begin

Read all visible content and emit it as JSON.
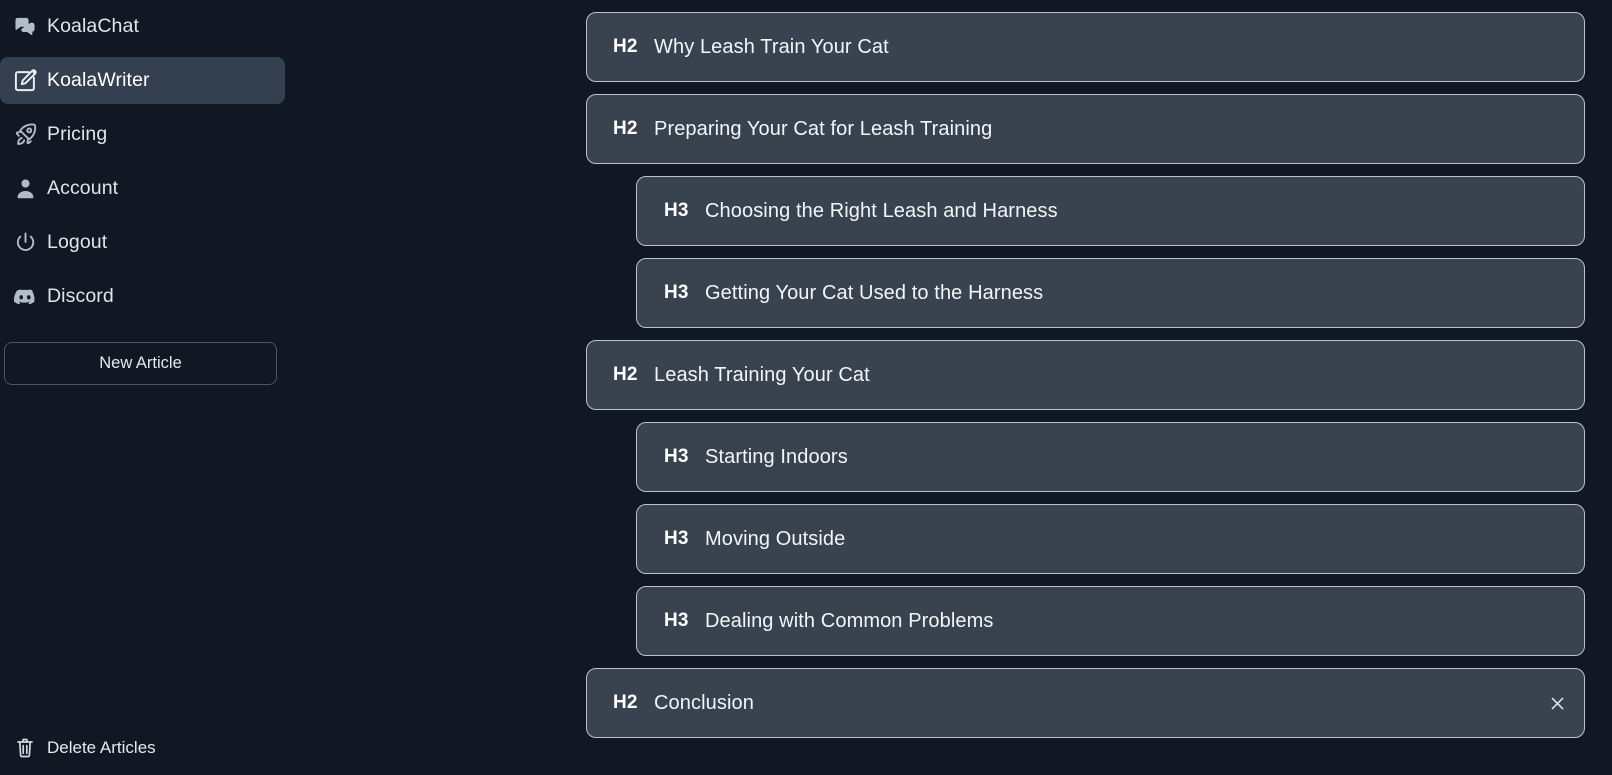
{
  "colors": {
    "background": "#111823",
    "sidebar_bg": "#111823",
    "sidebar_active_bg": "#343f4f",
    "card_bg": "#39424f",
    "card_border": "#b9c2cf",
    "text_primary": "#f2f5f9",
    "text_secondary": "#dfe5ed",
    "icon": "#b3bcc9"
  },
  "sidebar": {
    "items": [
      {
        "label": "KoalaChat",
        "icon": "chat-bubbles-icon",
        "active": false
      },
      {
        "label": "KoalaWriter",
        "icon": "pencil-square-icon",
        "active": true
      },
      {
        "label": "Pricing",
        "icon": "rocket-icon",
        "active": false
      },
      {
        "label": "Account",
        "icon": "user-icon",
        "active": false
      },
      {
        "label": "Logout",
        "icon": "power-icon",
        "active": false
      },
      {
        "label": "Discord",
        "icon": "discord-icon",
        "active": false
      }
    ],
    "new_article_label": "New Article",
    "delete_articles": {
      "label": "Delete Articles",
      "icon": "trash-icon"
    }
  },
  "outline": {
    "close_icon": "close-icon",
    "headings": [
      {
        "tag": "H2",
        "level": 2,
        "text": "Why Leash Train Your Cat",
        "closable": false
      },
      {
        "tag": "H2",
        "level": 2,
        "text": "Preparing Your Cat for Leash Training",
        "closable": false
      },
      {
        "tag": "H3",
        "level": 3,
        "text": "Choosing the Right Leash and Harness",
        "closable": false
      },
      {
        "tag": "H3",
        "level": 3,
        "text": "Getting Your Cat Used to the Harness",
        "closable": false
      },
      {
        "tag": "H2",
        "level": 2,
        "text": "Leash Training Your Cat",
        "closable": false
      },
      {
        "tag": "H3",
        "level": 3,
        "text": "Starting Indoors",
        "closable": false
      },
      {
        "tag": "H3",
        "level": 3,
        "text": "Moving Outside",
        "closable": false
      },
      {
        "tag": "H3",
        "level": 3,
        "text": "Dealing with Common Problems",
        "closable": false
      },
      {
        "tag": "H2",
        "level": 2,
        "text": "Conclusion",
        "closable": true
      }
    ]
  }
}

end
begin

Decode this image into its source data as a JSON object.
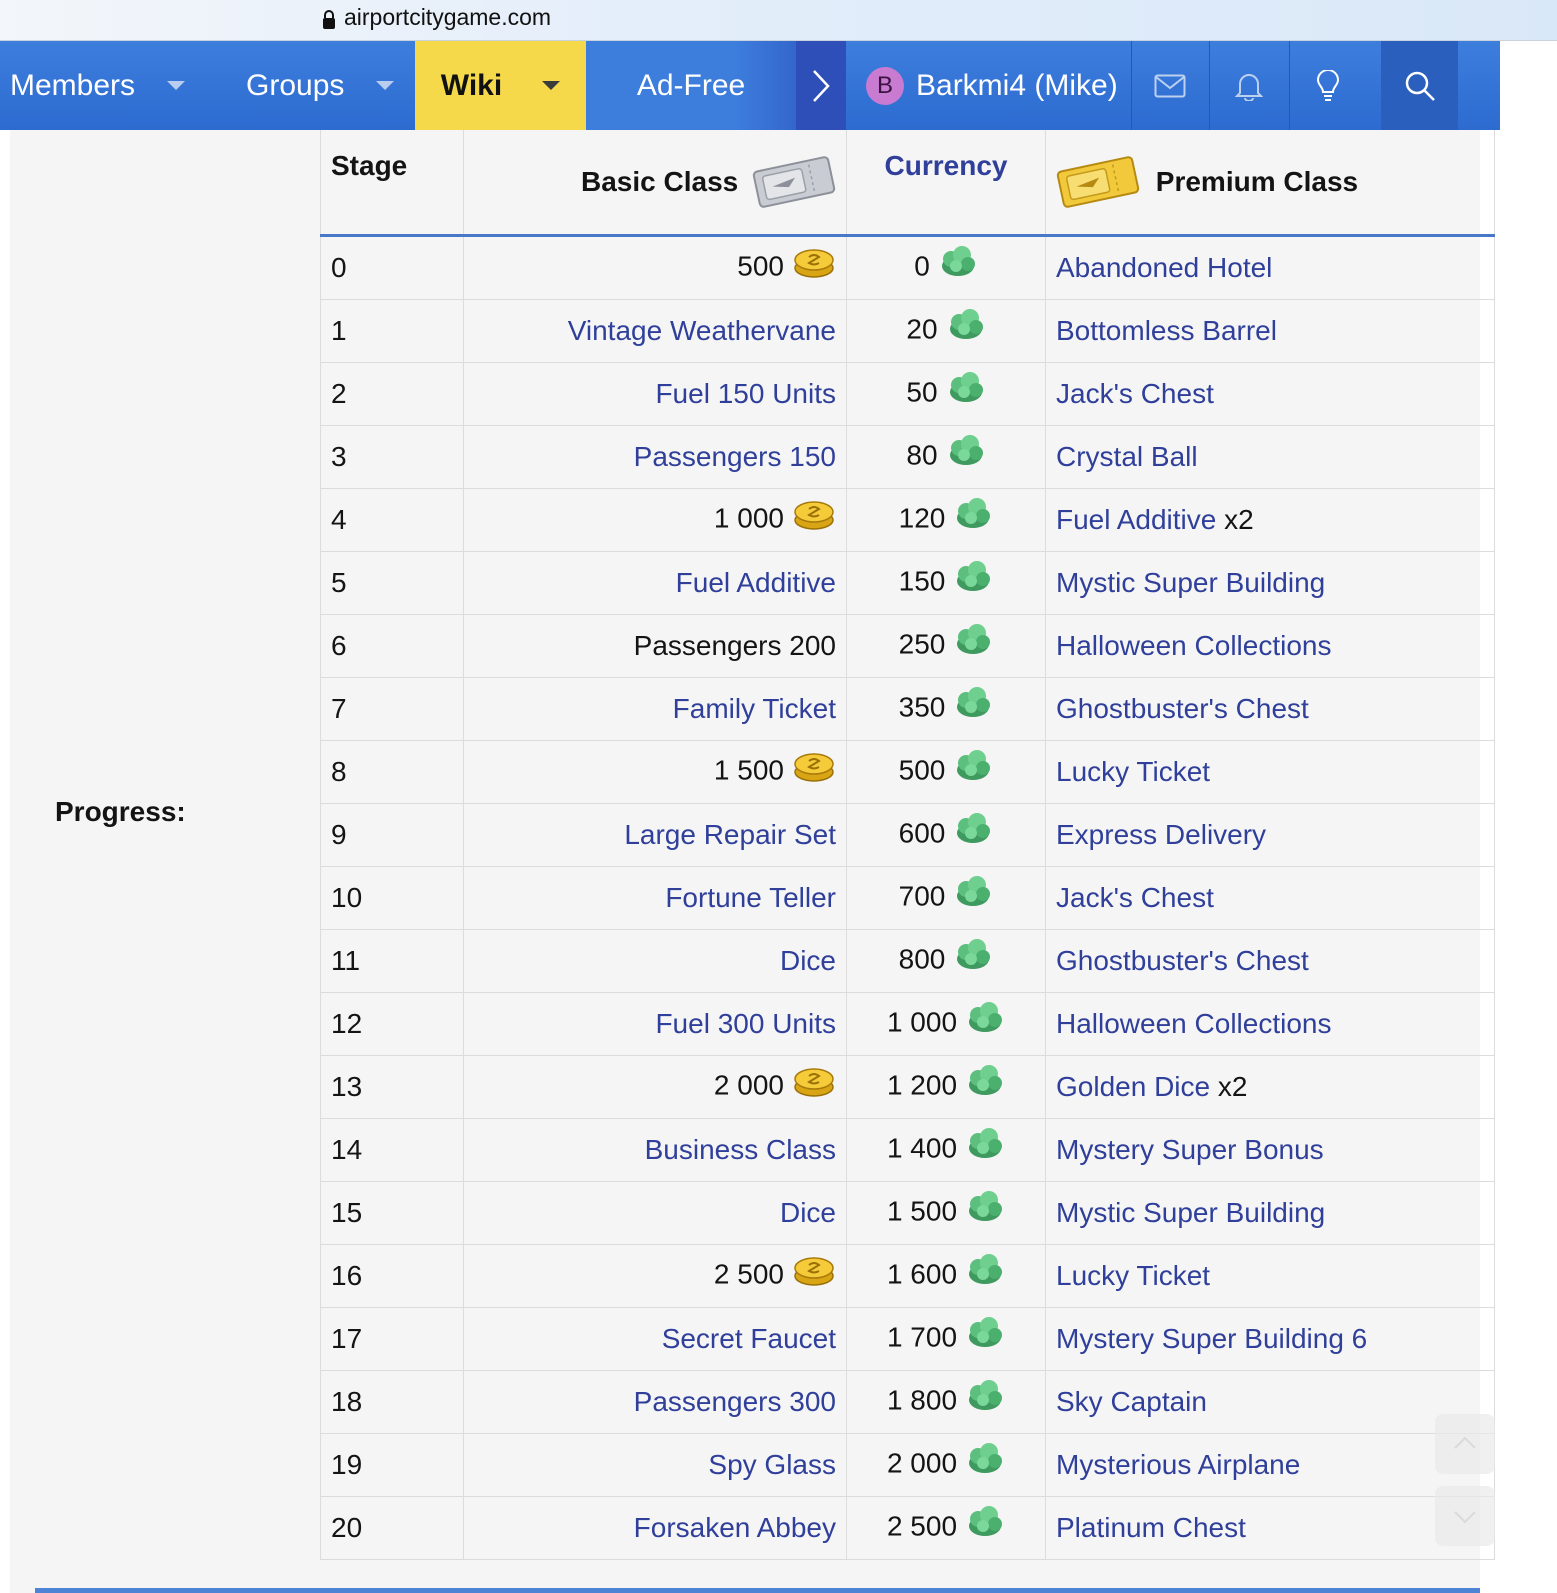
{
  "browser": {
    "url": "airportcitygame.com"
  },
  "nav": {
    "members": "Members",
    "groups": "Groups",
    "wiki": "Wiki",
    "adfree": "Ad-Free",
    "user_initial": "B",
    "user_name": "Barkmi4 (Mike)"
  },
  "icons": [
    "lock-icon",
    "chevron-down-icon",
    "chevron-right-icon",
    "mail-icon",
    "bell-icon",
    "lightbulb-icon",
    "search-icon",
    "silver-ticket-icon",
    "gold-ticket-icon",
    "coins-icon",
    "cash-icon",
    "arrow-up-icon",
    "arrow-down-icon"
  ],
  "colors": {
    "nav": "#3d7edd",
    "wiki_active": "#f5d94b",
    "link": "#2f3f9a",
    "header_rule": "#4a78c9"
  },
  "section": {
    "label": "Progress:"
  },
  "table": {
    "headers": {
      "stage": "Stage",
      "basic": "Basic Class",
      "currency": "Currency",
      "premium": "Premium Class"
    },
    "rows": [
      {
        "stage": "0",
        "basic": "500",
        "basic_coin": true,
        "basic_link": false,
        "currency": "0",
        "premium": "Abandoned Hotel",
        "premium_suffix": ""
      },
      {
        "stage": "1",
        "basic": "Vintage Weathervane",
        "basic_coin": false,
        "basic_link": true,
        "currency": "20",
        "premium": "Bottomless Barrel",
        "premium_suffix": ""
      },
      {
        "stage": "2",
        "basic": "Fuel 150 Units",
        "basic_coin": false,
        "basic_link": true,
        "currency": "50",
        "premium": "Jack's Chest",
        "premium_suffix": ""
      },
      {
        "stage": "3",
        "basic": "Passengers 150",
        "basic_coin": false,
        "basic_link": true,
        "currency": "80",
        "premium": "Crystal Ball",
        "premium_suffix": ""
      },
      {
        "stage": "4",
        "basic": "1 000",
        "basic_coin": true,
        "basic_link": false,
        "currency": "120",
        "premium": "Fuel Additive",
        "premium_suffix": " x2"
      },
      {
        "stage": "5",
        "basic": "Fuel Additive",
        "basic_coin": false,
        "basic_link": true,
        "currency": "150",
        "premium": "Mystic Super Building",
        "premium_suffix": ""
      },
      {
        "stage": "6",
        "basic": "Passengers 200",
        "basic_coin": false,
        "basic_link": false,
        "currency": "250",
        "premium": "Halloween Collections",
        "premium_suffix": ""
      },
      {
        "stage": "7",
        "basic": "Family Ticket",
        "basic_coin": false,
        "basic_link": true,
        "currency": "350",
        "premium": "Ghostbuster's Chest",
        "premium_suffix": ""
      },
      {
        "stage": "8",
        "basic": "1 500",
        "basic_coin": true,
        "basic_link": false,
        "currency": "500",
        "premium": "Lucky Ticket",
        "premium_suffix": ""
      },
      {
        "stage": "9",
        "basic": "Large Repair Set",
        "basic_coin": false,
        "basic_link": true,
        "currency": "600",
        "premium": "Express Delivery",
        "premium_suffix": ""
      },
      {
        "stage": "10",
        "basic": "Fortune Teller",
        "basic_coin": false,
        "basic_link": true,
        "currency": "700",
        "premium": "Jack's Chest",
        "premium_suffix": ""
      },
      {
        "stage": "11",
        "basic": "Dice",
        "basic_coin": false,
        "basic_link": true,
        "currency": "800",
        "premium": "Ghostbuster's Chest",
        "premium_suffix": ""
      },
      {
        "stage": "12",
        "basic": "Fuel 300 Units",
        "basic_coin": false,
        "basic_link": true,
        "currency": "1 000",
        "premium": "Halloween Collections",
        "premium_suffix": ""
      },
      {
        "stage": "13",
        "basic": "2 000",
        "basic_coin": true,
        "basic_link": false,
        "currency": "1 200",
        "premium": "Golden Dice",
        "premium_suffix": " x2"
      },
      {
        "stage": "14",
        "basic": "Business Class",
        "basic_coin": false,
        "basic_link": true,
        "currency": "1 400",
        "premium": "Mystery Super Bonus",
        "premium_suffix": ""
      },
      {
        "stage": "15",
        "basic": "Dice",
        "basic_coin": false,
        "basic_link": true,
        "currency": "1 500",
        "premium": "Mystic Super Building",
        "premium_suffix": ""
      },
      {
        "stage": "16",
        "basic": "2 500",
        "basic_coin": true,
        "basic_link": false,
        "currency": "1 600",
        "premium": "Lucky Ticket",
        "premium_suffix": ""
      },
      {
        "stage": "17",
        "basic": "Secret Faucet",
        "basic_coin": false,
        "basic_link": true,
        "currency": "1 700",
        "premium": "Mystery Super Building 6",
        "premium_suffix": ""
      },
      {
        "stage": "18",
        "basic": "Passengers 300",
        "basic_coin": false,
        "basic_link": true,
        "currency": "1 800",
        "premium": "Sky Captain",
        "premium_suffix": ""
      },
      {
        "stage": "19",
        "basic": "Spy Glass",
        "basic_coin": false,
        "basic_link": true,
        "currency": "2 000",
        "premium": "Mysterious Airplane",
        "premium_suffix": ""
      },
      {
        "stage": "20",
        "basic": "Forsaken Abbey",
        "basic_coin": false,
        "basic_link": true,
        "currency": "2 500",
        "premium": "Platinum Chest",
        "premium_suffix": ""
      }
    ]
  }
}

end

Among the lines of the listing, how many hold the string "Class"? Respond with only the number.

### Finished task
3